■ **Exercise description**
Go through the material and pull out every line with the string "values" in it.

(Source records)

-.-.-

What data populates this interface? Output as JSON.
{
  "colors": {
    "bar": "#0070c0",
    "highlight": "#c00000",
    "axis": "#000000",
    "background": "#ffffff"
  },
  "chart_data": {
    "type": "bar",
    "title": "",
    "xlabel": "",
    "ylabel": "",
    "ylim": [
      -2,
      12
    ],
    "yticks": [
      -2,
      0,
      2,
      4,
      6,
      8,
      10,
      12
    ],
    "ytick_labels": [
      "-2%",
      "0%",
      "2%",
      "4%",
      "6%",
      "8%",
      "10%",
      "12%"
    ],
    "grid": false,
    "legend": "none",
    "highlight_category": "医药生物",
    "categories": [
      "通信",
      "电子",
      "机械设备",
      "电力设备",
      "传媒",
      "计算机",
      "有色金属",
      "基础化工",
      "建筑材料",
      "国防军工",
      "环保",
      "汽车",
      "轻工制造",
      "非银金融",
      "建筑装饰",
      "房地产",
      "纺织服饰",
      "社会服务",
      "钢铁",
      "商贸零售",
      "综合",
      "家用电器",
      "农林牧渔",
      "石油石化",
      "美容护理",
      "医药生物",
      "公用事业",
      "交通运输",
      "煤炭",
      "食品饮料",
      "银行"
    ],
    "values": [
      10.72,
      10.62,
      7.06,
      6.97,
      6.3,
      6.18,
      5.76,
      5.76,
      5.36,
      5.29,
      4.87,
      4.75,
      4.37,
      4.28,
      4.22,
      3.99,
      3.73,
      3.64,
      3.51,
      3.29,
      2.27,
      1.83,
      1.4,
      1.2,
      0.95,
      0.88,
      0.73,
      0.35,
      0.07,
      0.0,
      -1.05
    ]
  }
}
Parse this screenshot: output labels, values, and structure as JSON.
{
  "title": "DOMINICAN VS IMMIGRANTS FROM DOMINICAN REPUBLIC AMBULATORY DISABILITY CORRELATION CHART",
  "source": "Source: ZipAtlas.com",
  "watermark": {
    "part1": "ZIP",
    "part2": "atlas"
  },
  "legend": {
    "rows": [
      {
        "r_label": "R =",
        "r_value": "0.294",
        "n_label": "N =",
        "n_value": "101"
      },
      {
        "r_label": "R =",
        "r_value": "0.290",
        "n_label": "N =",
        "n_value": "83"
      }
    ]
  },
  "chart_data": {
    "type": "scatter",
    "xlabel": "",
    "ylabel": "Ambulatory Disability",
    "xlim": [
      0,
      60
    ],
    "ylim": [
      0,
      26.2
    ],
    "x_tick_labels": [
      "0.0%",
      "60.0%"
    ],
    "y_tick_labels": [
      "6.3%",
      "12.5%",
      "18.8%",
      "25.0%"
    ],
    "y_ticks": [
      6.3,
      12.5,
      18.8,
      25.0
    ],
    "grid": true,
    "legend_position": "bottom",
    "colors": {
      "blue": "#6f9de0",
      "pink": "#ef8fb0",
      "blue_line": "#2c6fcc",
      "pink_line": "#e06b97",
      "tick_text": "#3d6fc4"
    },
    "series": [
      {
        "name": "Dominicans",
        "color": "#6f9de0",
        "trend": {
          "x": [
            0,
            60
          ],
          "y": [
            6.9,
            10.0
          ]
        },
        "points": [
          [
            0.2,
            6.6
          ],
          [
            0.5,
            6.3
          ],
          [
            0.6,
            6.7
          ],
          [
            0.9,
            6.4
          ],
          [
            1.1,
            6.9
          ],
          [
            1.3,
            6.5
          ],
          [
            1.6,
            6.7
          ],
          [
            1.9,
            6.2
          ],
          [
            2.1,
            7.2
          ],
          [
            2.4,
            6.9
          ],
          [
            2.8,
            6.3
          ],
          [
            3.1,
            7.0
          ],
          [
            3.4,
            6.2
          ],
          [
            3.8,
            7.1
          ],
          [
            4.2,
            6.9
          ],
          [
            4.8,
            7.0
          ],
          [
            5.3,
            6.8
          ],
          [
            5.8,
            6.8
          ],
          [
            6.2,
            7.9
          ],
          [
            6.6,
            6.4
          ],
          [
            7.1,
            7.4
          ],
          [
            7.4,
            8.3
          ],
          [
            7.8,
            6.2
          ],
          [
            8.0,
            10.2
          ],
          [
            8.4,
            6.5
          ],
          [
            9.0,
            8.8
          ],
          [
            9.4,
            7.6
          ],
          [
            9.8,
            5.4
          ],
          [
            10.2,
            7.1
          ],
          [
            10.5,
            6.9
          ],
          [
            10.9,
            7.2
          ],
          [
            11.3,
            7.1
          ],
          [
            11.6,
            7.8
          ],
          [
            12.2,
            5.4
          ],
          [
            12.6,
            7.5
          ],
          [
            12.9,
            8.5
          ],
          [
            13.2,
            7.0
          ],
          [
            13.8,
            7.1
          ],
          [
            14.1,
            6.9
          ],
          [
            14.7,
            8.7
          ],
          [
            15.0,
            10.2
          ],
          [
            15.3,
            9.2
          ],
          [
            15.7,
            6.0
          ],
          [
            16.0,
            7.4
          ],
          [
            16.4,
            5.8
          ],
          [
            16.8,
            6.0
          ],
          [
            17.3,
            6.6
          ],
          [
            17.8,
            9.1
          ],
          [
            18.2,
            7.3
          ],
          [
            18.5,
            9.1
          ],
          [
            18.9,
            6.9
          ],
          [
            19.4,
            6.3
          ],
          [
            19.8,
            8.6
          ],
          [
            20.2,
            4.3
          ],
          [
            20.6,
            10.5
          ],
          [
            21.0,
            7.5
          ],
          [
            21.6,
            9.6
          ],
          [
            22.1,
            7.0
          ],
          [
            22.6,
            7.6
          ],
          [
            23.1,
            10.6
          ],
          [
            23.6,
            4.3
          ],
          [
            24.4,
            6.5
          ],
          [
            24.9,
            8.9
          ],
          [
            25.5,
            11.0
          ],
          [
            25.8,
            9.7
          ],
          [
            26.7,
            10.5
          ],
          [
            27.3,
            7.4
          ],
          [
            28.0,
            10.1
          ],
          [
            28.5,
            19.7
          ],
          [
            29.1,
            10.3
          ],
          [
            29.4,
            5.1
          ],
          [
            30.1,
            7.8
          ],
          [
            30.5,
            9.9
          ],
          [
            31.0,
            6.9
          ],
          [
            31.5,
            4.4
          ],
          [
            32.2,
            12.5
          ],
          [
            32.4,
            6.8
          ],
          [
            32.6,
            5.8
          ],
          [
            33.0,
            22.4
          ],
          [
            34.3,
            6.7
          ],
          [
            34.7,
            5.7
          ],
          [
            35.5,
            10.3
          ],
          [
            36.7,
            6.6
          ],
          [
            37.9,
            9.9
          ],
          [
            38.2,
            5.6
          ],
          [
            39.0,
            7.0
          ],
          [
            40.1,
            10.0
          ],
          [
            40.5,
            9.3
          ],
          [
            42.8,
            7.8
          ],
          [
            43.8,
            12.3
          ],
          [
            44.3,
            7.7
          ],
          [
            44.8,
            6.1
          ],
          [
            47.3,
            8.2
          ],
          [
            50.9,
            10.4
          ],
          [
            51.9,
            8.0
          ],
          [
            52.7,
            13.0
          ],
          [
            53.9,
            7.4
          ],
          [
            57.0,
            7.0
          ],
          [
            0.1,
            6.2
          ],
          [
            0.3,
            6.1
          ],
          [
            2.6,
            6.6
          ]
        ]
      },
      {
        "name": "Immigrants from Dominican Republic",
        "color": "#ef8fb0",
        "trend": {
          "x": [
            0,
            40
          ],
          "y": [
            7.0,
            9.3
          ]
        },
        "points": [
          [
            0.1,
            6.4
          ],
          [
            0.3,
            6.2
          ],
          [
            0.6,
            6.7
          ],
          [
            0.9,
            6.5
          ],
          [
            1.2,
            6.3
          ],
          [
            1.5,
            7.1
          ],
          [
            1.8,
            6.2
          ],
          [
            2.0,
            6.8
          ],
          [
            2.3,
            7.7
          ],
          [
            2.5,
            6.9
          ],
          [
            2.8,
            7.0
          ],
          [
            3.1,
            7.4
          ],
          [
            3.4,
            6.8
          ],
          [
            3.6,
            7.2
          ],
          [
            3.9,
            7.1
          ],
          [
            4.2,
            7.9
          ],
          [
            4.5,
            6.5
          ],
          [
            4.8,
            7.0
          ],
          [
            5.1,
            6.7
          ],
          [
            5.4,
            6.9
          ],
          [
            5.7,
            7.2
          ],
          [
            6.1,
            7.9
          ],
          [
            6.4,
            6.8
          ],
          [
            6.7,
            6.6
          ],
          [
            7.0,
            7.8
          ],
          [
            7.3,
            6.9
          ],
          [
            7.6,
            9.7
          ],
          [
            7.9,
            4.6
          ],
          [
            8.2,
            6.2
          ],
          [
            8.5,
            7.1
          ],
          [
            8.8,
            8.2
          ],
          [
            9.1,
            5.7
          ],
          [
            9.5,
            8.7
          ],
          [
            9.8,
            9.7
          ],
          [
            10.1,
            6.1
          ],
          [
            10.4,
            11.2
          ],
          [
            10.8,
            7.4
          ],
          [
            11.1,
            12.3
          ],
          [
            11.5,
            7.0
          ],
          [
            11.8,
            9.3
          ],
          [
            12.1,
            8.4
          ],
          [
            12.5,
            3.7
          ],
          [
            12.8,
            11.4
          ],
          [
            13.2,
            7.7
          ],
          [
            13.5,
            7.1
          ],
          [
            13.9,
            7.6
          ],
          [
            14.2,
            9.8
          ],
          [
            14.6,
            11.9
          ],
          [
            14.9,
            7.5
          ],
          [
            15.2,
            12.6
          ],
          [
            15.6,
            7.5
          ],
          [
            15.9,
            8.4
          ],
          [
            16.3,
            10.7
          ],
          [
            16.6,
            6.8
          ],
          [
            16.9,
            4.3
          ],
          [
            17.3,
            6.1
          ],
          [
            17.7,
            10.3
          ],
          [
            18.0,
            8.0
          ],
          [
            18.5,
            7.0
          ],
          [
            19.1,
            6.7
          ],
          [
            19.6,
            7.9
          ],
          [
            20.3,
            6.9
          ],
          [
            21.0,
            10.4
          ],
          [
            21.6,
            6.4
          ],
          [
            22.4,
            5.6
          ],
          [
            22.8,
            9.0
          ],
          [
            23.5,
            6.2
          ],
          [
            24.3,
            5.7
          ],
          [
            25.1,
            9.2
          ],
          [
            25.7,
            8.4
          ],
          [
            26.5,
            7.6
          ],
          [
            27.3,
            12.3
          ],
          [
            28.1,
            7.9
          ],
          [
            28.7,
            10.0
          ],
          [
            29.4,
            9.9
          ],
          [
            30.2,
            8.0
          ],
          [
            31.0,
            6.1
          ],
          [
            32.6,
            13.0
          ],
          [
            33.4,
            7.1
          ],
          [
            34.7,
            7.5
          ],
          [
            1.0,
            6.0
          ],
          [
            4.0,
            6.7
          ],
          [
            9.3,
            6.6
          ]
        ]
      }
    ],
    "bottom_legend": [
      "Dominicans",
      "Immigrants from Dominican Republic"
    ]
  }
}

-.-.-

■ **Task result**
    "values": [
Parse this screenshot: output labels, values, and structure as JSON.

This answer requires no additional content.